_Goal:_ Quote the records that follow in full, leaving the pictures out.

Dataset records

-- START --

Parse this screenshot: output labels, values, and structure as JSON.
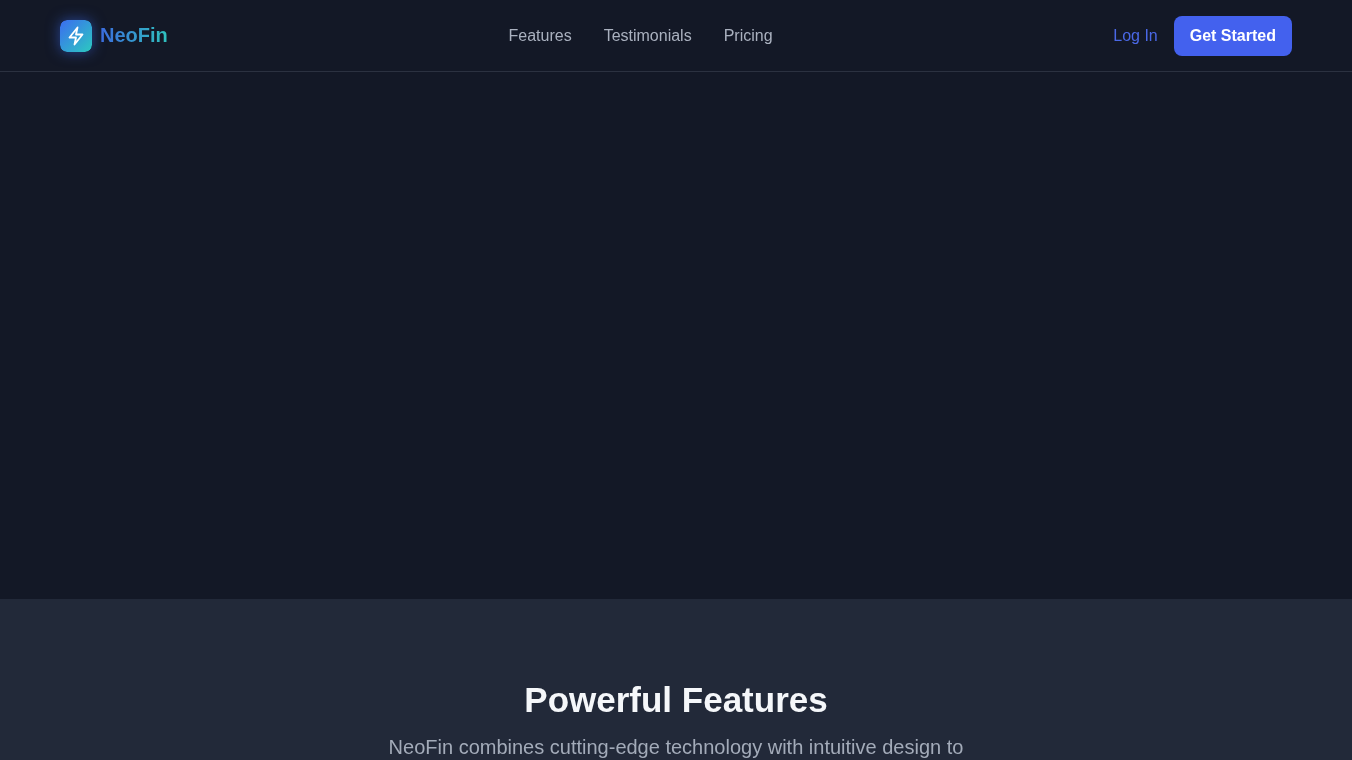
{
  "header": {
    "brand": "NeoFin",
    "nav": [
      "Features",
      "Testimonials",
      "Pricing"
    ],
    "login": "Log In",
    "cta": "Get Started"
  },
  "features_section": {
    "title": "Powerful Features",
    "subtitle": "NeoFin combines cutting-edge technology with intuitive design to"
  }
}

-- END --

_Worked solution:_
Parse this screenshot: output labels, values, and structure as JSON.
{
  "header": {
    "brand": "NeoFin",
    "nav": [
      "Features",
      "Testimonials",
      "Pricing"
    ],
    "login": "Log In",
    "cta": "Get Started"
  },
  "features_section": {
    "title": "Powerful Features",
    "subtitle": "NeoFin combines cutting-edge technology with intuitive design to"
  }
}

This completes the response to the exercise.